Excerpts from a figure dataset

===============

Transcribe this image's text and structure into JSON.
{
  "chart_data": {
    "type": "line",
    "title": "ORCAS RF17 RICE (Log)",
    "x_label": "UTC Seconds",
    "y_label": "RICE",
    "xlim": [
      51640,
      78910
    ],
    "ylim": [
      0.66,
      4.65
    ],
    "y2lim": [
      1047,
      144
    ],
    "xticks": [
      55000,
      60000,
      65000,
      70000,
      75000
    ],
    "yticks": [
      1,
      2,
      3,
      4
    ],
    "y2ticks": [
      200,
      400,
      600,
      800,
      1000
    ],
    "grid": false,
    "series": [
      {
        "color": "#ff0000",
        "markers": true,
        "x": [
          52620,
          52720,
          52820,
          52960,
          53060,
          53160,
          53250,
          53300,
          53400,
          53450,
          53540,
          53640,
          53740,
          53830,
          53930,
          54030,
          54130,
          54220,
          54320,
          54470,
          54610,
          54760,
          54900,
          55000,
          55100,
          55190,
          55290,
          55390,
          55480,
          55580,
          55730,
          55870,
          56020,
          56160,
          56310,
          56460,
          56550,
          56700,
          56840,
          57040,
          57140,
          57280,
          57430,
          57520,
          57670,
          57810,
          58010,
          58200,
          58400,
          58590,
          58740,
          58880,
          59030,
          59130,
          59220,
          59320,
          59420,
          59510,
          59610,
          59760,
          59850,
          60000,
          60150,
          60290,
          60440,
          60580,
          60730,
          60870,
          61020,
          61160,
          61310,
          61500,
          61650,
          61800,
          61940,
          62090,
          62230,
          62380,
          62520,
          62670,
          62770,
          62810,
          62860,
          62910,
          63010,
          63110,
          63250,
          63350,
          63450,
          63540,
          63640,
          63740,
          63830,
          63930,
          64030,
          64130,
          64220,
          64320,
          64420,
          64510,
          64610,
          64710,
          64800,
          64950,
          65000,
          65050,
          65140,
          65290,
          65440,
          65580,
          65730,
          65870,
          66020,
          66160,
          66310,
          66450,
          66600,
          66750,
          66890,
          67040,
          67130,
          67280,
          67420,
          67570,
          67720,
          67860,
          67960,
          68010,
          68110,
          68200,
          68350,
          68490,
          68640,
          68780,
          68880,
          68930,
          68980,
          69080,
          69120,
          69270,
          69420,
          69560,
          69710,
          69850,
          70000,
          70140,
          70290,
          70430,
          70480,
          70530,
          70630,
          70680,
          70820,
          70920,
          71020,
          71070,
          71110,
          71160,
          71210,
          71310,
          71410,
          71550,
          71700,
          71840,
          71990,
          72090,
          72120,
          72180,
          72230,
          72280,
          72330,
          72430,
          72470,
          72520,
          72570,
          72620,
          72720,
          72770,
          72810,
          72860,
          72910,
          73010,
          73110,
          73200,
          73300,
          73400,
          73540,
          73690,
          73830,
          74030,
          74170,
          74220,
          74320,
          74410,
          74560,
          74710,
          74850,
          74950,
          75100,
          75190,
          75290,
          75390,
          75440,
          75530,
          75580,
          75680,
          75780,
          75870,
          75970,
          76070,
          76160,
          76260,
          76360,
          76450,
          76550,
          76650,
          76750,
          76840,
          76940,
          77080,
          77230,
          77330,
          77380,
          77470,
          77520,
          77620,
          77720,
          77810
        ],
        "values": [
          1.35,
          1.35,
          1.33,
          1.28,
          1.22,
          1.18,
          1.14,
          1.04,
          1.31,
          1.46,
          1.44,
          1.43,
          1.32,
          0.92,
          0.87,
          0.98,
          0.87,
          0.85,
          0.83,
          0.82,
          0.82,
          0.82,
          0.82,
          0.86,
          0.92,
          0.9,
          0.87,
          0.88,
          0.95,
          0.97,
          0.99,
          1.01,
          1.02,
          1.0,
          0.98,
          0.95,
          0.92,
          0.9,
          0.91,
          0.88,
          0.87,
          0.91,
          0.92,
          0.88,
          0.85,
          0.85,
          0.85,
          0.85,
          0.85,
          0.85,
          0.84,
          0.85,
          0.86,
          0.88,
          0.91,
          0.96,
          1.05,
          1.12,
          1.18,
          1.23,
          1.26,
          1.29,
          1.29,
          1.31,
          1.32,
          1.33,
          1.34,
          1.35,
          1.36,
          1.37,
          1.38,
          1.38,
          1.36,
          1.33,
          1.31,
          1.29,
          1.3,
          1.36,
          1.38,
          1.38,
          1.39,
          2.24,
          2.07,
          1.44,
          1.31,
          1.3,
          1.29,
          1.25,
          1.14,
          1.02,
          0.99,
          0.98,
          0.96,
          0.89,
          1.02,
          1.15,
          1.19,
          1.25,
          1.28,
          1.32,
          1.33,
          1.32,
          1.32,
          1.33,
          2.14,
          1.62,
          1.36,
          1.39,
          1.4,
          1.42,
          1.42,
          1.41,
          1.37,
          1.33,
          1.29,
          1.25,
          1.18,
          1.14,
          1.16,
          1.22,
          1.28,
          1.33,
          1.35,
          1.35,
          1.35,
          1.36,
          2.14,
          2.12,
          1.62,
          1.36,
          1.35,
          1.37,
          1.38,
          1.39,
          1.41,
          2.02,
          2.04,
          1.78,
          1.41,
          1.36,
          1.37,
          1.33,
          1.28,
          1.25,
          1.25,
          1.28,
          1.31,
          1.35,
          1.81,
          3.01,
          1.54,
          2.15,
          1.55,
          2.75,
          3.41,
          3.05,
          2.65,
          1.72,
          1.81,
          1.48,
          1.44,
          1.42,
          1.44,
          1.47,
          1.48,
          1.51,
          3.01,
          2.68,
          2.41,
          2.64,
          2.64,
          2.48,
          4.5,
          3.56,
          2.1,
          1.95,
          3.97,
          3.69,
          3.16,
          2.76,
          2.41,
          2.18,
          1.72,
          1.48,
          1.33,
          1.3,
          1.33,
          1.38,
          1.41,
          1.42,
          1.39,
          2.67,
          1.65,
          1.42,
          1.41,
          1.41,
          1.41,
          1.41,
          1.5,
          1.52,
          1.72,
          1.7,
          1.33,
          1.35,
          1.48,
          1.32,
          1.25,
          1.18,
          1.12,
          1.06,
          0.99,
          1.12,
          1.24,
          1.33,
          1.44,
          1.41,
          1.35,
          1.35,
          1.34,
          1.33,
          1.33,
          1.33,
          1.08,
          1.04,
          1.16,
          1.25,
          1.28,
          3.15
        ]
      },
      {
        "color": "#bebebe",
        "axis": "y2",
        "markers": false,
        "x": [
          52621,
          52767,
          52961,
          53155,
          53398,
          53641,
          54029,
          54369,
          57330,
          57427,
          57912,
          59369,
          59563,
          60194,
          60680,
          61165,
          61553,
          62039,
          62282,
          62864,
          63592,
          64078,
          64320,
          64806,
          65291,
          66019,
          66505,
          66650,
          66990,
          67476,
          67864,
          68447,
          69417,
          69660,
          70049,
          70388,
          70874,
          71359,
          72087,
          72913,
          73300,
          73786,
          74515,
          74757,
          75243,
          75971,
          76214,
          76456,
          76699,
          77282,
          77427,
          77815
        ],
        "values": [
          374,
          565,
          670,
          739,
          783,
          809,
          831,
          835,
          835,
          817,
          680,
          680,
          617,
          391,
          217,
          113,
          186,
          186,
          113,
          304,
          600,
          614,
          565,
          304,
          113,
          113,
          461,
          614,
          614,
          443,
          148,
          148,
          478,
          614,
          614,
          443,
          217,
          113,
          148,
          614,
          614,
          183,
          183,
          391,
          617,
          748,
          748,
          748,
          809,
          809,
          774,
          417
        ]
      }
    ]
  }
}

===============

Your task is to transcribe the listing above in full, exactly as given.

RESPONSE:
Transcribe this image's text and structure into JSON.
{
  "chart_data": {
    "type": "line",
    "title": "ORCAS RF17 RICE (Log)",
    "x_label": "UTC Seconds",
    "y_label": "RICE",
    "xlim": [
      51640,
      78910
    ],
    "ylim": [
      0.66,
      4.65
    ],
    "y2lim": [
      1047,
      144
    ],
    "xticks": [
      55000,
      60000,
      65000,
      70000,
      75000
    ],
    "yticks": [
      1,
      2,
      3,
      4
    ],
    "y2ticks": [
      200,
      400,
      600,
      800,
      1000
    ],
    "grid": false,
    "series": [
      {
        "color": "#ff0000",
        "markers": true,
        "x": [
          52620,
          52720,
          52820,
          52960,
          53060,
          53160,
          53250,
          53300,
          53400,
          53450,
          53540,
          53640,
          53740,
          53830,
          53930,
          54030,
          54130,
          54220,
          54320,
          54470,
          54610,
          54760,
          54900,
          55000,
          55100,
          55190,
          55290,
          55390,
          55480,
          55580,
          55730,
          55870,
          56020,
          56160,
          56310,
          56460,
          56550,
          56700,
          56840,
          57040,
          57140,
          57280,
          57430,
          57520,
          57670,
          57810,
          58010,
          58200,
          58400,
          58590,
          58740,
          58880,
          59030,
          59130,
          59220,
          59320,
          59420,
          59510,
          59610,
          59760,
          59850,
          60000,
          60150,
          60290,
          60440,
          60580,
          60730,
          60870,
          61020,
          61160,
          61310,
          61500,
          61650,
          61800,
          61940,
          62090,
          62230,
          62380,
          62520,
          62670,
          62770,
          62810,
          62860,
          62910,
          63010,
          63110,
          63250,
          63350,
          63450,
          63540,
          63640,
          63740,
          63830,
          63930,
          64030,
          64130,
          64220,
          64320,
          64420,
          64510,
          64610,
          64710,
          64800,
          64950,
          65000,
          65050,
          65140,
          65290,
          65440,
          65580,
          65730,
          65870,
          66020,
          66160,
          66310,
          66450,
          66600,
          66750,
          66890,
          67040,
          67130,
          67280,
          67420,
          67570,
          67720,
          67860,
          67960,
          68010,
          68110,
          68200,
          68350,
          68490,
          68640,
          68780,
          68880,
          68930,
          68980,
          69080,
          69120,
          69270,
          69420,
          69560,
          69710,
          69850,
          70000,
          70140,
          70290,
          70430,
          70480,
          70530,
          70630,
          70680,
          70820,
          70920,
          71020,
          71070,
          71110,
          71160,
          71210,
          71310,
          71410,
          71550,
          71700,
          71840,
          71990,
          72090,
          72120,
          72180,
          72230,
          72280,
          72330,
          72430,
          72470,
          72520,
          72570,
          72620,
          72720,
          72770,
          72810,
          72860,
          72910,
          73010,
          73110,
          73200,
          73300,
          73400,
          73540,
          73690,
          73830,
          74030,
          74170,
          74220,
          74320,
          74410,
          74560,
          74710,
          74850,
          74950,
          75100,
          75190,
          75290,
          75390,
          75440,
          75530,
          75580,
          75680,
          75780,
          75870,
          75970,
          76070,
          76160,
          76260,
          76360,
          76450,
          76550,
          76650,
          76750,
          76840,
          76940,
          77080,
          77230,
          77330,
          77380,
          77470,
          77520,
          77620,
          77720,
          77810
        ],
        "values": [
          1.35,
          1.35,
          1.33,
          1.28,
          1.22,
          1.18,
          1.14,
          1.04,
          1.31,
          1.46,
          1.44,
          1.43,
          1.32,
          0.92,
          0.87,
          0.98,
          0.87,
          0.85,
          0.83,
          0.82,
          0.82,
          0.82,
          0.82,
          0.86,
          0.92,
          0.9,
          0.87,
          0.88,
          0.95,
          0.97,
          0.99,
          1.01,
          1.02,
          1.0,
          0.98,
          0.95,
          0.92,
          0.9,
          0.91,
          0.88,
          0.87,
          0.91,
          0.92,
          0.88,
          0.85,
          0.85,
          0.85,
          0.85,
          0.85,
          0.85,
          0.84,
          0.85,
          0.86,
          0.88,
          0.91,
          0.96,
          1.05,
          1.12,
          1.18,
          1.23,
          1.26,
          1.29,
          1.29,
          1.31,
          1.32,
          1.33,
          1.34,
          1.35,
          1.36,
          1.37,
          1.38,
          1.38,
          1.36,
          1.33,
          1.31,
          1.29,
          1.3,
          1.36,
          1.38,
          1.38,
          1.39,
          2.24,
          2.07,
          1.44,
          1.31,
          1.3,
          1.29,
          1.25,
          1.14,
          1.02,
          0.99,
          0.98,
          0.96,
          0.89,
          1.02,
          1.15,
          1.19,
          1.25,
          1.28,
          1.32,
          1.33,
          1.32,
          1.32,
          1.33,
          2.14,
          1.62,
          1.36,
          1.39,
          1.4,
          1.42,
          1.42,
          1.41,
          1.37,
          1.33,
          1.29,
          1.25,
          1.18,
          1.14,
          1.16,
          1.22,
          1.28,
          1.33,
          1.35,
          1.35,
          1.35,
          1.36,
          2.14,
          2.12,
          1.62,
          1.36,
          1.35,
          1.37,
          1.38,
          1.39,
          1.41,
          2.02,
          2.04,
          1.78,
          1.41,
          1.36,
          1.37,
          1.33,
          1.28,
          1.25,
          1.25,
          1.28,
          1.31,
          1.35,
          1.81,
          3.01,
          1.54,
          2.15,
          1.55,
          2.75,
          3.41,
          3.05,
          2.65,
          1.72,
          1.81,
          1.48,
          1.44,
          1.42,
          1.44,
          1.47,
          1.48,
          1.51,
          3.01,
          2.68,
          2.41,
          2.64,
          2.64,
          2.48,
          4.5,
          3.56,
          2.1,
          1.95,
          3.97,
          3.69,
          3.16,
          2.76,
          2.41,
          2.18,
          1.72,
          1.48,
          1.33,
          1.3,
          1.33,
          1.38,
          1.41,
          1.42,
          1.39,
          2.67,
          1.65,
          1.42,
          1.41,
          1.41,
          1.41,
          1.41,
          1.5,
          1.52,
          1.72,
          1.7,
          1.33,
          1.35,
          1.48,
          1.32,
          1.25,
          1.18,
          1.12,
          1.06,
          0.99,
          1.12,
          1.24,
          1.33,
          1.44,
          1.41,
          1.35,
          1.35,
          1.34,
          1.33,
          1.33,
          1.33,
          1.08,
          1.04,
          1.16,
          1.25,
          1.28,
          3.15
        ]
      },
      {
        "color": "#bebebe",
        "axis": "y2",
        "markers": false,
        "x": [
          52621,
          52767,
          52961,
          53155,
          53398,
          53641,
          54029,
          54369,
          57330,
          57427,
          57912,
          59369,
          59563,
          60194,
          60680,
          61165,
          61553,
          62039,
          62282,
          62864,
          63592,
          64078,
          64320,
          64806,
          65291,
          66019,
          66505,
          66650,
          66990,
          67476,
          67864,
          68447,
          69417,
          69660,
          70049,
          70388,
          70874,
          71359,
          72087,
          72913,
          73300,
          73786,
          74515,
          74757,
          75243,
          75971,
          76214,
          76456,
          76699,
          77282,
          77427,
          77815
        ],
        "values": [
          374,
          565,
          670,
          739,
          783,
          809,
          831,
          835,
          835,
          817,
          680,
          680,
          617,
          391,
          217,
          113,
          186,
          186,
          113,
          304,
          600,
          614,
          565,
          304,
          113,
          113,
          461,
          614,
          614,
          443,
          148,
          148,
          478,
          614,
          614,
          443,
          217,
          113,
          148,
          614,
          614,
          183,
          183,
          391,
          617,
          748,
          748,
          748,
          809,
          809,
          774,
          417
        ]
      }
    ]
  }
}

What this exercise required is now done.